● **Task details**: Reproduce the entries below in full, word for word.

● **Supplied records**:
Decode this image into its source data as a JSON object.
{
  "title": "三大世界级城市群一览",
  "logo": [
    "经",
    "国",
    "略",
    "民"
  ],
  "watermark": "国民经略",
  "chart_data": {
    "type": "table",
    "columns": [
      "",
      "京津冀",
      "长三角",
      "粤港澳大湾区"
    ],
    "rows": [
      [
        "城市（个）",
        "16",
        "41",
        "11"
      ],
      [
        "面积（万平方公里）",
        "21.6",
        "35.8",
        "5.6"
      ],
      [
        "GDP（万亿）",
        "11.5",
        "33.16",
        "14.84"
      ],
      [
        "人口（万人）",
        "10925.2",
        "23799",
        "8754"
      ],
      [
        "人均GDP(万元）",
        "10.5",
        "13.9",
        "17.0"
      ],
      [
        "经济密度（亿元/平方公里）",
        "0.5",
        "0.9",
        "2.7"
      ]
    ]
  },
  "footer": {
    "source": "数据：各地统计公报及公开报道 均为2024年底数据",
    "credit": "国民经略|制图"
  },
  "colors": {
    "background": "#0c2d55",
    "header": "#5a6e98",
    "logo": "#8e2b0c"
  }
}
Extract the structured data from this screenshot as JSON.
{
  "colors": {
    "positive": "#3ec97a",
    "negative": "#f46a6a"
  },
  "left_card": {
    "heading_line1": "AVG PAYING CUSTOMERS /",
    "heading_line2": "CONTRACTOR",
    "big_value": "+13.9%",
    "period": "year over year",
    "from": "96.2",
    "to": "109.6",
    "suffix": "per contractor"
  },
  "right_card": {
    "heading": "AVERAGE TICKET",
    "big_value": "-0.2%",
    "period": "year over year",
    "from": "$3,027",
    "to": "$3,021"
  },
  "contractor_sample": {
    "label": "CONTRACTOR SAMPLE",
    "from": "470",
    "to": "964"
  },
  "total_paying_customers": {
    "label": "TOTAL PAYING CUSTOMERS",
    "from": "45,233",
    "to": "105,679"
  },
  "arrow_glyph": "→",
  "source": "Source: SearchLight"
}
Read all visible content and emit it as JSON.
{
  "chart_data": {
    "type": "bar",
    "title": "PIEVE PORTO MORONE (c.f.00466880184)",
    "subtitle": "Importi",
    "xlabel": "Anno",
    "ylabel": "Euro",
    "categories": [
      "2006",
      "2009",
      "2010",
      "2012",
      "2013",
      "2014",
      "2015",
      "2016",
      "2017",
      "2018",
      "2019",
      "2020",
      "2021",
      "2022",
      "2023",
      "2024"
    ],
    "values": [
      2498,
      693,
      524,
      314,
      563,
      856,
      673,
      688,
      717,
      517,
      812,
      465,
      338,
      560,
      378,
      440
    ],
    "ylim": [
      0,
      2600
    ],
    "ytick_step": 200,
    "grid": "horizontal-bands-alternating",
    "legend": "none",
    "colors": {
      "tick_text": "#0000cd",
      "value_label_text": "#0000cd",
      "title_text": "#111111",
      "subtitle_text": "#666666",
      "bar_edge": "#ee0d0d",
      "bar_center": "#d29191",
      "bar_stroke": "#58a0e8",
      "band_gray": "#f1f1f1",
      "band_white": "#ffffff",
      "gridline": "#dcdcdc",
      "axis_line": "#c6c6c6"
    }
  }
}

● **The response**:
Decode this image into its source data as a JSON object.
{
  "title": "三大世界级城市群一览",
  "logo": [
    "经",
    "国",
    "略",
    "民"
  ],
  "watermark": "国民经略",
  "chart_data": {
    "type": "table",
    "columns": [
      "",
      "京津冀",
      "长三角",
      "粤港澳大湾区"
    ],
    "rows": [
      [
        "城市（个）",
        "16",
        "41",
        "11"
      ],
      [
        "面积（万平方公里）",
        "21.6",
        "35.8",
        "5.6"
      ],
      [
        "GDP（万亿）",
        "11.5",
        "33.16",
        "14.84"
      ],
      [
        "人口（万人）",
        "10925.2",
        "23799",
        "8754"
      ],
      [
        "人均GDP(万元）",
        "10.5",
        "13.9",
        "17.0"
      ],
      [
        "经济密度（亿元/平方公里）",
        "0.5",
        "0.9",
        "2.7"
      ]
    ]
  },
  "footer": {
    "source": "数据：各地统计公报及公开报道 均为2024年底数据",
    "credit": "国民经略|制图"
  },
  "colors": {
    "background": "#0c2d55",
    "header": "#5a6e98",
    "logo": "#8e2b0c"
  }
}
Extract the structured data from this screenshot as JSON.
{
  "colors": {
    "positive": "#3ec97a",
    "negative": "#f46a6a"
  },
  "left_card": {
    "heading_line1": "AVG PAYING CUSTOMERS /",
    "heading_line2": "CONTRACTOR",
    "big_value": "+13.9%",
    "period": "year over year",
    "from": "96.2",
    "to": "109.6",
    "suffix": "per contractor"
  },
  "right_card": {
    "heading": "AVERAGE TICKET",
    "big_value": "-0.2%",
    "period": "year over year",
    "from": "$3,027",
    "to": "$3,021"
  },
  "contractor_sample": {
    "label": "CONTRACTOR SAMPLE",
    "from": "470",
    "to": "964"
  },
  "total_paying_customers": {
    "label": "TOTAL PAYING CUSTOMERS",
    "from": "45,233",
    "to": "105,679"
  },
  "arrow_glyph": "→",
  "source": "Source: SearchLight"
}
Read all visible content and emit it as JSON.
{
  "chart_data": {
    "type": "bar",
    "title": "PIEVE PORTO MORONE (c.f.00466880184)",
    "subtitle": "Importi",
    "xlabel": "Anno",
    "ylabel": "Euro",
    "categories": [
      "2006",
      "2009",
      "2010",
      "2012",
      "2013",
      "2014",
      "2015",
      "2016",
      "2017",
      "2018",
      "2019",
      "2020",
      "2021",
      "2022",
      "2023",
      "2024"
    ],
    "values": [
      2498,
      693,
      524,
      314,
      563,
      856,
      673,
      688,
      717,
      517,
      812,
      465,
      338,
      560,
      378,
      440
    ],
    "ylim": [
      0,
      2600
    ],
    "ytick_step": 200,
    "grid": "horizontal-bands-alternating",
    "legend": "none",
    "colors": {
      "tick_text": "#0000cd",
      "value_label_text": "#0000cd",
      "title_text": "#111111",
      "subtitle_text": "#666666",
      "bar_edge": "#ee0d0d",
      "bar_center": "#d29191",
      "bar_stroke": "#58a0e8",
      "band_gray": "#f1f1f1",
      "band_white": "#ffffff",
      "gridline": "#dcdcdc",
      "axis_line": "#c6c6c6"
    }
  }
}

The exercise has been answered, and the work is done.